- **WHAT IS ASKED**:
Write out every entry exactly as it appears.

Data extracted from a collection
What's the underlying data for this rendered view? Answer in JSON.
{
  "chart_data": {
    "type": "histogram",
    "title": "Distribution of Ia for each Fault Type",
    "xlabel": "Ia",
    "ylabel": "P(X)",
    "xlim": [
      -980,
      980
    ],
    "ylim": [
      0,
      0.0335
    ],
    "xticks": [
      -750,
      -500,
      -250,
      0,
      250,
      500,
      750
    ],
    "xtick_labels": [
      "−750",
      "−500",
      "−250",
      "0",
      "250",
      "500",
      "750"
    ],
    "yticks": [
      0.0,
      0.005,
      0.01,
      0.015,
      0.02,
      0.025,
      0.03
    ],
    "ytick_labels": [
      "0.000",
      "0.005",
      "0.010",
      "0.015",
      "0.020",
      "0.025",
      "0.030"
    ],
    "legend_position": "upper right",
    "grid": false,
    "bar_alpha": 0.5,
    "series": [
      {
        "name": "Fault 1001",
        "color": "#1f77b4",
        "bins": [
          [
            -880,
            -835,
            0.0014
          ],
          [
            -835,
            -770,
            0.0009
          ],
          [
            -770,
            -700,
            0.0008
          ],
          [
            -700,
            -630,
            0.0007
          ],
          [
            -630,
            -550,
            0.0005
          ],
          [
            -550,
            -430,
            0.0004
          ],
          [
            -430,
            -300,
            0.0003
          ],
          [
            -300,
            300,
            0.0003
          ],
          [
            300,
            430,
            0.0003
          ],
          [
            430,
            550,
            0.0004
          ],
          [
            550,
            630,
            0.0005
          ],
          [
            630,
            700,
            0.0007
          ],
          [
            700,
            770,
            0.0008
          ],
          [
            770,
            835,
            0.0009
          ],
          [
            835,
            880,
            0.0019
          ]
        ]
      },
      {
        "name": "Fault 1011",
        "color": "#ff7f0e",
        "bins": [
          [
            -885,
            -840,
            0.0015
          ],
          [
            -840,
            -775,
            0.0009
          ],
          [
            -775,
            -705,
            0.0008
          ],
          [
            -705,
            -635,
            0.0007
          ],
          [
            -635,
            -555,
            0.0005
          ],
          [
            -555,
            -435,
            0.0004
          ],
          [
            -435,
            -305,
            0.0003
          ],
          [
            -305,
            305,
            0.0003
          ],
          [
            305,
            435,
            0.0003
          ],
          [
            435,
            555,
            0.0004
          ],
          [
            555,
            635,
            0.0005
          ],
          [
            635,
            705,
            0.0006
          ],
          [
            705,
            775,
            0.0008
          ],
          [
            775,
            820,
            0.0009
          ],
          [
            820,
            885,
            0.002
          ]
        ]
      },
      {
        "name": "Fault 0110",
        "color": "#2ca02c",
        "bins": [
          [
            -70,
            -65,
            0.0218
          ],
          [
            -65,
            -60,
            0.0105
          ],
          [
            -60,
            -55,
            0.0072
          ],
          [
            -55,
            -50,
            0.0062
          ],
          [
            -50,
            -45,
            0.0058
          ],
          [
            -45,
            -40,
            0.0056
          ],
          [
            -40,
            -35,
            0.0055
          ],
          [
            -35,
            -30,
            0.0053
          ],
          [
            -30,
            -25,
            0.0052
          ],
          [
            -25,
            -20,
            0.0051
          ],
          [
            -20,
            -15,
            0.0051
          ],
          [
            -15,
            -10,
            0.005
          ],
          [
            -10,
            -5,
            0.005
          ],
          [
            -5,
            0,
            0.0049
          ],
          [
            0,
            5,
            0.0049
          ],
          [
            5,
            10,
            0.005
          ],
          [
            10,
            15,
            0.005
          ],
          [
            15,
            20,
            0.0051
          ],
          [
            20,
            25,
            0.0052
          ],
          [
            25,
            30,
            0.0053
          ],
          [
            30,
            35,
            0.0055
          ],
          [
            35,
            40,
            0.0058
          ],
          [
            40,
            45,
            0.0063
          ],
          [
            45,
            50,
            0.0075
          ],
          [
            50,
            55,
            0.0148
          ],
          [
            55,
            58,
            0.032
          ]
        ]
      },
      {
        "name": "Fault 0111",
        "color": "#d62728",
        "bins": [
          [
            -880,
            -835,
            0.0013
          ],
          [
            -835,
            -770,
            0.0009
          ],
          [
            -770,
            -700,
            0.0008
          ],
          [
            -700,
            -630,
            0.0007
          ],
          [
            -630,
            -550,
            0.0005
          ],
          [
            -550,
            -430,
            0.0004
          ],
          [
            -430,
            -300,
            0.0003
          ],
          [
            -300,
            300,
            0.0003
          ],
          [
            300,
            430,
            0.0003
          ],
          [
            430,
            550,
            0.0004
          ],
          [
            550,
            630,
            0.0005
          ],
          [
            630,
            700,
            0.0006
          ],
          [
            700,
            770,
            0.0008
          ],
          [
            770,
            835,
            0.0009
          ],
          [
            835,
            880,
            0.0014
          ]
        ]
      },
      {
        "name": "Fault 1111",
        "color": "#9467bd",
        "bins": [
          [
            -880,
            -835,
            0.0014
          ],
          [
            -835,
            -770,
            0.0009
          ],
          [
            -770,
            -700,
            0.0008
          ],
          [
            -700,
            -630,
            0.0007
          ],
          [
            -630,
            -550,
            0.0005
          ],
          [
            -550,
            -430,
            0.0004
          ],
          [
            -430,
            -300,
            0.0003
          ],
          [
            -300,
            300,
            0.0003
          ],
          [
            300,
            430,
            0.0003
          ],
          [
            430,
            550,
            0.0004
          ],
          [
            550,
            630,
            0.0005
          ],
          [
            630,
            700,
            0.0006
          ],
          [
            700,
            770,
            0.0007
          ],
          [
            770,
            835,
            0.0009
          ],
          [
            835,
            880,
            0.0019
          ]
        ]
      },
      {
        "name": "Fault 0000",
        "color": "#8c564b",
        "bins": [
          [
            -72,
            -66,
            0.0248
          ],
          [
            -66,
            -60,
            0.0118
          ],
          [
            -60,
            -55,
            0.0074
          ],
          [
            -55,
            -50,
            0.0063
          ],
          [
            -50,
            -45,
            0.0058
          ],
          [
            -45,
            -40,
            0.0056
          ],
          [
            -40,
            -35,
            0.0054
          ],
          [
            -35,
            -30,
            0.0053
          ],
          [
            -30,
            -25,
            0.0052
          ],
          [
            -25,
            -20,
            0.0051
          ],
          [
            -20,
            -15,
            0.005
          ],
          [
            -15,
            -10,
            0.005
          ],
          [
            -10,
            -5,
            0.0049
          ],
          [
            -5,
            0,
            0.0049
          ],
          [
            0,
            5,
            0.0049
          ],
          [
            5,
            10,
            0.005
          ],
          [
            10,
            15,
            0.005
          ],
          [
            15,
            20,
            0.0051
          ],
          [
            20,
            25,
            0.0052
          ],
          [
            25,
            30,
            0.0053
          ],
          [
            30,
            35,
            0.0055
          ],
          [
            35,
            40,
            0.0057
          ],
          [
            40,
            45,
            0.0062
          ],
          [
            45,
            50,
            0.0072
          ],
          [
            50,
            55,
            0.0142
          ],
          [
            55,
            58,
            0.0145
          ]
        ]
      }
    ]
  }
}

- **THE ANSWER**:
What's the underlying data for this rendered view? Answer in JSON.
{
  "chart_data": {
    "type": "histogram",
    "title": "Distribution of Ia for each Fault Type",
    "xlabel": "Ia",
    "ylabel": "P(X)",
    "xlim": [
      -980,
      980
    ],
    "ylim": [
      0,
      0.0335
    ],
    "xticks": [
      -750,
      -500,
      -250,
      0,
      250,
      500,
      750
    ],
    "xtick_labels": [
      "−750",
      "−500",
      "−250",
      "0",
      "250",
      "500",
      "750"
    ],
    "yticks": [
      0.0,
      0.005,
      0.01,
      0.015,
      0.02,
      0.025,
      0.03
    ],
    "ytick_labels": [
      "0.000",
      "0.005",
      "0.010",
      "0.015",
      "0.020",
      "0.025",
      "0.030"
    ],
    "legend_position": "upper right",
    "grid": false,
    "bar_alpha": 0.5,
    "series": [
      {
        "name": "Fault 1001",
        "color": "#1f77b4",
        "bins": [
          [
            -880,
            -835,
            0.0014
          ],
          [
            -835,
            -770,
            0.0009
          ],
          [
            -770,
            -700,
            0.0008
          ],
          [
            -700,
            -630,
            0.0007
          ],
          [
            -630,
            -550,
            0.0005
          ],
          [
            -550,
            -430,
            0.0004
          ],
          [
            -430,
            -300,
            0.0003
          ],
          [
            -300,
            300,
            0.0003
          ],
          [
            300,
            430,
            0.0003
          ],
          [
            430,
            550,
            0.0004
          ],
          [
            550,
            630,
            0.0005
          ],
          [
            630,
            700,
            0.0007
          ],
          [
            700,
            770,
            0.0008
          ],
          [
            770,
            835,
            0.0009
          ],
          [
            835,
            880,
            0.0019
          ]
        ]
      },
      {
        "name": "Fault 1011",
        "color": "#ff7f0e",
        "bins": [
          [
            -885,
            -840,
            0.0015
          ],
          [
            -840,
            -775,
            0.0009
          ],
          [
            -775,
            -705,
            0.0008
          ],
          [
            -705,
            -635,
            0.0007
          ],
          [
            -635,
            -555,
            0.0005
          ],
          [
            -555,
            -435,
            0.0004
          ],
          [
            -435,
            -305,
            0.0003
          ],
          [
            -305,
            305,
            0.0003
          ],
          [
            305,
            435,
            0.0003
          ],
          [
            435,
            555,
            0.0004
          ],
          [
            555,
            635,
            0.0005
          ],
          [
            635,
            705,
            0.0006
          ],
          [
            705,
            775,
            0.0008
          ],
          [
            775,
            820,
            0.0009
          ],
          [
            820,
            885,
            0.002
          ]
        ]
      },
      {
        "name": "Fault 0110",
        "color": "#2ca02c",
        "bins": [
          [
            -70,
            -65,
            0.0218
          ],
          [
            -65,
            -60,
            0.0105
          ],
          [
            -60,
            -55,
            0.0072
          ],
          [
            -55,
            -50,
            0.0062
          ],
          [
            -50,
            -45,
            0.0058
          ],
          [
            -45,
            -40,
            0.0056
          ],
          [
            -40,
            -35,
            0.0055
          ],
          [
            -35,
            -30,
            0.0053
          ],
          [
            -30,
            -25,
            0.0052
          ],
          [
            -25,
            -20,
            0.0051
          ],
          [
            -20,
            -15,
            0.0051
          ],
          [
            -15,
            -10,
            0.005
          ],
          [
            -10,
            -5,
            0.005
          ],
          [
            -5,
            0,
            0.0049
          ],
          [
            0,
            5,
            0.0049
          ],
          [
            5,
            10,
            0.005
          ],
          [
            10,
            15,
            0.005
          ],
          [
            15,
            20,
            0.0051
          ],
          [
            20,
            25,
            0.0052
          ],
          [
            25,
            30,
            0.0053
          ],
          [
            30,
            35,
            0.0055
          ],
          [
            35,
            40,
            0.0058
          ],
          [
            40,
            45,
            0.0063
          ],
          [
            45,
            50,
            0.0075
          ],
          [
            50,
            55,
            0.0148
          ],
          [
            55,
            58,
            0.032
          ]
        ]
      },
      {
        "name": "Fault 0111",
        "color": "#d62728",
        "bins": [
          [
            -880,
            -835,
            0.0013
          ],
          [
            -835,
            -770,
            0.0009
          ],
          [
            -770,
            -700,
            0.0008
          ],
          [
            -700,
            -630,
            0.0007
          ],
          [
            -630,
            -550,
            0.0005
          ],
          [
            -550,
            -430,
            0.0004
          ],
          [
            -430,
            -300,
            0.0003
          ],
          [
            -300,
            300,
            0.0003
          ],
          [
            300,
            430,
            0.0003
          ],
          [
            430,
            550,
            0.0004
          ],
          [
            550,
            630,
            0.0005
          ],
          [
            630,
            700,
            0.0006
          ],
          [
            700,
            770,
            0.0008
          ],
          [
            770,
            835,
            0.0009
          ],
          [
            835,
            880,
            0.0014
          ]
        ]
      },
      {
        "name": "Fault 1111",
        "color": "#9467bd",
        "bins": [
          [
            -880,
            -835,
            0.0014
          ],
          [
            -835,
            -770,
            0.0009
          ],
          [
            -770,
            -700,
            0.0008
          ],
          [
            -700,
            -630,
            0.0007
          ],
          [
            -630,
            -550,
            0.0005
          ],
          [
            -550,
            -430,
            0.0004
          ],
          [
            -430,
            -300,
            0.0003
          ],
          [
            -300,
            300,
            0.0003
          ],
          [
            300,
            430,
            0.0003
          ],
          [
            430,
            550,
            0.0004
          ],
          [
            550,
            630,
            0.0005
          ],
          [
            630,
            700,
            0.0006
          ],
          [
            700,
            770,
            0.0007
          ],
          [
            770,
            835,
            0.0009
          ],
          [
            835,
            880,
            0.0019
          ]
        ]
      },
      {
        "name": "Fault 0000",
        "color": "#8c564b",
        "bins": [
          [
            -72,
            -66,
            0.0248
          ],
          [
            -66,
            -60,
            0.0118
          ],
          [
            -60,
            -55,
            0.0074
          ],
          [
            -55,
            -50,
            0.0063
          ],
          [
            -50,
            -45,
            0.0058
          ],
          [
            -45,
            -40,
            0.0056
          ],
          [
            -40,
            -35,
            0.0054
          ],
          [
            -35,
            -30,
            0.0053
          ],
          [
            -30,
            -25,
            0.0052
          ],
          [
            -25,
            -20,
            0.0051
          ],
          [
            -20,
            -15,
            0.005
          ],
          [
            -15,
            -10,
            0.005
          ],
          [
            -10,
            -5,
            0.0049
          ],
          [
            -5,
            0,
            0.0049
          ],
          [
            0,
            5,
            0.0049
          ],
          [
            5,
            10,
            0.005
          ],
          [
            10,
            15,
            0.005
          ],
          [
            15,
            20,
            0.0051
          ],
          [
            20,
            25,
            0.0052
          ],
          [
            25,
            30,
            0.0053
          ],
          [
            30,
            35,
            0.0055
          ],
          [
            35,
            40,
            0.0057
          ],
          [
            40,
            45,
            0.0062
          ],
          [
            45,
            50,
            0.0072
          ],
          [
            50,
            55,
            0.0142
          ],
          [
            55,
            58,
            0.0145
          ]
        ]
      }
    ]
  }
}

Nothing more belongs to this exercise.